What the task asks: Find the string "from" in the records. Copy every line it appears in.

(Figure content listings)
==*==
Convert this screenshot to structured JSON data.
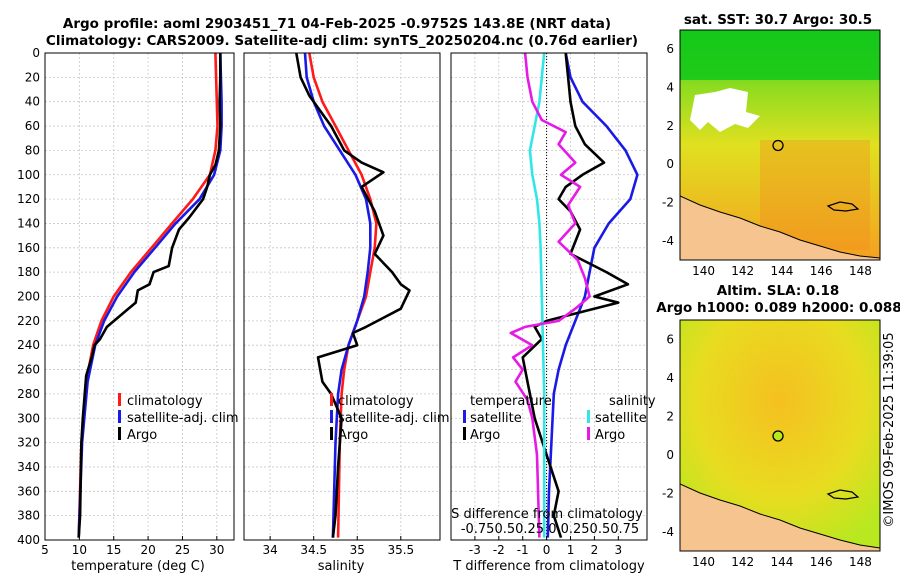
{
  "title_line1": "Argo profile: aoml 2903451_71 04-Feb-2025 -0.9752S 143.8E (NRT data)",
  "title_line2": "Climatology: CARS2009. Satellite-adj clim: synTS_20250204.nc (0.76d earlier)",
  "sst_title": "sat. SST: 30.7 Argo: 30.5",
  "sla_title1": "Altim. SLA: 0.18",
  "sla_title2": "Argo h1000: 0.089 h2000: 0.088",
  "side_label": "©IMOS 09-Feb-2025 11:39:05",
  "legends": {
    "climatology": "climatology",
    "satellite_adj": "satellite-adj. clim",
    "argo": "Argo",
    "temperature_hdr": "temperature",
    "salinity_hdr": "salinity",
    "satellite": "satellite",
    "s_diff_title": "S difference from climatology",
    "s_diff_ticks": "-0.750.50.25  0  0.250.50.75"
  },
  "colors": {
    "climatology": "#ff1a1a",
    "satellite": "#1a1ae6",
    "argo": "#000000",
    "sat_salinity": "#33e6e6",
    "argo_salinity": "#e61ae6",
    "land": "#f5c48f"
  },
  "chart_data": [
    {
      "type": "line",
      "name": "temperature",
      "xlabel": "temperature (deg C)",
      "ylabel": "",
      "xlim": [
        5,
        32.5
      ],
      "ylim": [
        400,
        0
      ],
      "xticks": [
        5,
        10,
        15,
        20,
        25,
        30
      ],
      "yticks": [
        0,
        20,
        40,
        60,
        80,
        100,
        120,
        140,
        160,
        180,
        200,
        220,
        240,
        260,
        280,
        300,
        320,
        340,
        360,
        380,
        400
      ],
      "series": [
        {
          "name": "climatology",
          "color": "#ff1a1a",
          "x": [
            29.8,
            29.9,
            30.0,
            30.1,
            29.8,
            29.0,
            26.5,
            23.5,
            20.5,
            17.5,
            15.0,
            13.2,
            12.0,
            11.0,
            10.3,
            9.9
          ],
          "y": [
            0,
            20,
            40,
            60,
            80,
            100,
            120,
            140,
            160,
            180,
            200,
            220,
            240,
            270,
            320,
            398
          ]
        },
        {
          "name": "satellite-adj. clim",
          "color": "#1a1ae6",
          "x": [
            30.5,
            30.6,
            30.7,
            30.7,
            30.5,
            29.6,
            27.5,
            24.0,
            21.0,
            18.0,
            15.5,
            13.6,
            12.3,
            11.2,
            10.4,
            9.9
          ],
          "y": [
            0,
            20,
            40,
            60,
            80,
            100,
            120,
            140,
            160,
            180,
            200,
            220,
            240,
            270,
            320,
            398
          ]
        },
        {
          "name": "Argo",
          "color": "#000000",
          "x": [
            30.5,
            30.5,
            30.4,
            30.5,
            30.3,
            29.8,
            29.0,
            28.6,
            28.0,
            26.0,
            24.5,
            23.5,
            23.0,
            20.8,
            20.2,
            18.5,
            18.2,
            14.0,
            13.0,
            12.2,
            11.8,
            11.0,
            10.5,
            10.3,
            10.2,
            10.1,
            9.9
          ],
          "y": [
            0,
            20,
            40,
            60,
            80,
            92,
            100,
            110,
            120,
            135,
            145,
            160,
            175,
            180,
            190,
            195,
            205,
            225,
            235,
            240,
            250,
            265,
            300,
            320,
            350,
            380,
            398
          ]
        }
      ],
      "legend": "bottom-right"
    },
    {
      "type": "line",
      "name": "salinity",
      "xlabel": "salinity",
      "ylabel": "",
      "xlim": [
        33.7,
        35.95
      ],
      "ylim": [
        400,
        0
      ],
      "xticks": [
        34,
        34.5,
        35,
        35.5
      ],
      "series": [
        {
          "name": "climatology",
          "color": "#ff1a1a",
          "x": [
            34.45,
            34.5,
            34.6,
            34.75,
            34.9,
            35.05,
            35.15,
            35.22,
            35.2,
            35.15,
            35.1,
            35.0,
            34.9,
            34.85,
            34.82,
            34.8,
            34.78
          ],
          "y": [
            0,
            20,
            40,
            60,
            80,
            100,
            120,
            140,
            160,
            180,
            200,
            220,
            240,
            260,
            280,
            320,
            398
          ]
        },
        {
          "name": "satellite-adj. clim",
          "color": "#1a1ae6",
          "x": [
            34.4,
            34.42,
            34.5,
            34.62,
            34.8,
            34.98,
            35.1,
            35.15,
            35.15,
            35.12,
            35.08,
            35.0,
            34.9,
            34.82,
            34.78,
            34.75,
            34.72
          ],
          "y": [
            0,
            20,
            40,
            60,
            80,
            100,
            120,
            140,
            160,
            180,
            200,
            220,
            240,
            260,
            280,
            320,
            398
          ]
        },
        {
          "name": "Argo",
          "color": "#000000",
          "x": [
            34.3,
            34.35,
            34.45,
            34.7,
            34.85,
            35.05,
            35.3,
            35.05,
            35.2,
            35.3,
            35.2,
            35.4,
            35.5,
            35.6,
            35.5,
            35.1,
            34.95,
            35.0,
            34.55,
            34.6,
            34.7,
            34.82,
            34.78,
            34.75,
            34.72
          ],
          "y": [
            0,
            20,
            35,
            60,
            80,
            90,
            98,
            110,
            130,
            150,
            165,
            180,
            190,
            195,
            210,
            225,
            230,
            240,
            250,
            270,
            280,
            300,
            340,
            380,
            398
          ]
        }
      ],
      "legend": "bottom-right"
    },
    {
      "type": "line",
      "name": "difference",
      "xlabel": "T difference from climatology",
      "ylabel": "",
      "xlim": [
        -4,
        4.2
      ],
      "ylim": [
        400,
        0
      ],
      "xticks": [
        -3,
        -2,
        -1,
        0,
        1,
        2,
        3
      ],
      "secondary_xlabel": "S difference from climatology",
      "secondary_xticks": [
        -0.75,
        -0.5,
        -0.25,
        0,
        0.25,
        0.5,
        0.75
      ],
      "series": [
        {
          "name": "temperature satellite",
          "color": "#1a1ae6",
          "x": [
            0.8,
            1.0,
            1.5,
            2.5,
            3.3,
            3.8,
            3.5,
            2.6,
            2.0,
            1.8,
            1.6,
            1.2,
            0.8,
            0.5,
            0.3,
            0.2,
            0.1,
            0.05
          ],
          "y": [
            0,
            20,
            40,
            60,
            80,
            100,
            120,
            140,
            160,
            180,
            200,
            220,
            240,
            260,
            280,
            320,
            360,
            398
          ]
        },
        {
          "name": "temperature Argo",
          "color": "#000000",
          "x": [
            0.8,
            0.9,
            1.0,
            1.2,
            1.6,
            2.4,
            1.5,
            0.8,
            0.5,
            1.0,
            1.4,
            1.0,
            2.5,
            3.4,
            2.0,
            3.0,
            1.0,
            0.0,
            -0.5,
            -0.2,
            -1.0,
            -0.8,
            -0.5,
            0.0,
            0.5,
            0.3,
            0.6
          ],
          "y": [
            0,
            20,
            40,
            60,
            75,
            90,
            100,
            110,
            120,
            130,
            145,
            165,
            180,
            190,
            200,
            205,
            215,
            220,
            225,
            235,
            250,
            270,
            300,
            330,
            360,
            380,
            398
          ]
        },
        {
          "name": "salinity satellite",
          "color": "#33e6e6",
          "x": [
            -0.1,
            -0.2,
            -0.3,
            -0.5,
            -0.7,
            -0.6,
            -0.4,
            -0.3,
            -0.25,
            -0.2,
            -0.15,
            -0.1,
            -0.1,
            -0.1,
            -0.1
          ],
          "y": [
            0,
            20,
            40,
            60,
            80,
            100,
            120,
            140,
            160,
            200,
            240,
            280,
            320,
            360,
            398
          ]
        },
        {
          "name": "salinity Argo",
          "color": "#e61ae6",
          "x": [
            -0.9,
            -0.8,
            -0.6,
            -0.2,
            0.8,
            0.5,
            1.2,
            0.6,
            1.4,
            0.9,
            1.2,
            0.5,
            1.3,
            1.6,
            1.8,
            1.2,
            0.5,
            -0.9,
            -1.5,
            -0.6,
            -1.4,
            -1.0,
            -1.3,
            -0.8,
            -0.6,
            -0.4,
            -0.3
          ],
          "y": [
            0,
            20,
            40,
            55,
            65,
            75,
            90,
            100,
            110,
            125,
            140,
            155,
            170,
            185,
            200,
            210,
            220,
            225,
            230,
            240,
            250,
            260,
            270,
            285,
            300,
            330,
            398
          ]
        }
      ],
      "legend": "bottom"
    },
    {
      "type": "heatmap",
      "name": "sat_sst_map",
      "title": "sat. SST: 30.7 Argo: 30.5",
      "xlim": [
        138.8,
        149.0
      ],
      "ylim": [
        -5,
        7
      ],
      "xticks": [
        140,
        142,
        144,
        146,
        148
      ],
      "yticks": [
        -4,
        -2,
        0,
        2,
        4,
        6
      ],
      "marker": {
        "lon": 143.8,
        "lat": 0.9752
      }
    },
    {
      "type": "heatmap",
      "name": "altim_sla_map",
      "title": "Altim. SLA: 0.18",
      "xlim": [
        138.8,
        149.0
      ],
      "ylim": [
        -5,
        7
      ],
      "xticks": [
        140,
        142,
        144,
        146,
        148
      ],
      "yticks": [
        -4,
        -2,
        0,
        2,
        4,
        6
      ],
      "marker": {
        "lon": 143.8,
        "lat": 0.9752
      }
    }
  ]
}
==*==
Expected answer:
    "s_diff_title": "S difference from climatology",
      "xlabel": "T difference from climatology",
      "secondary_xlabel": "S difference from climatology",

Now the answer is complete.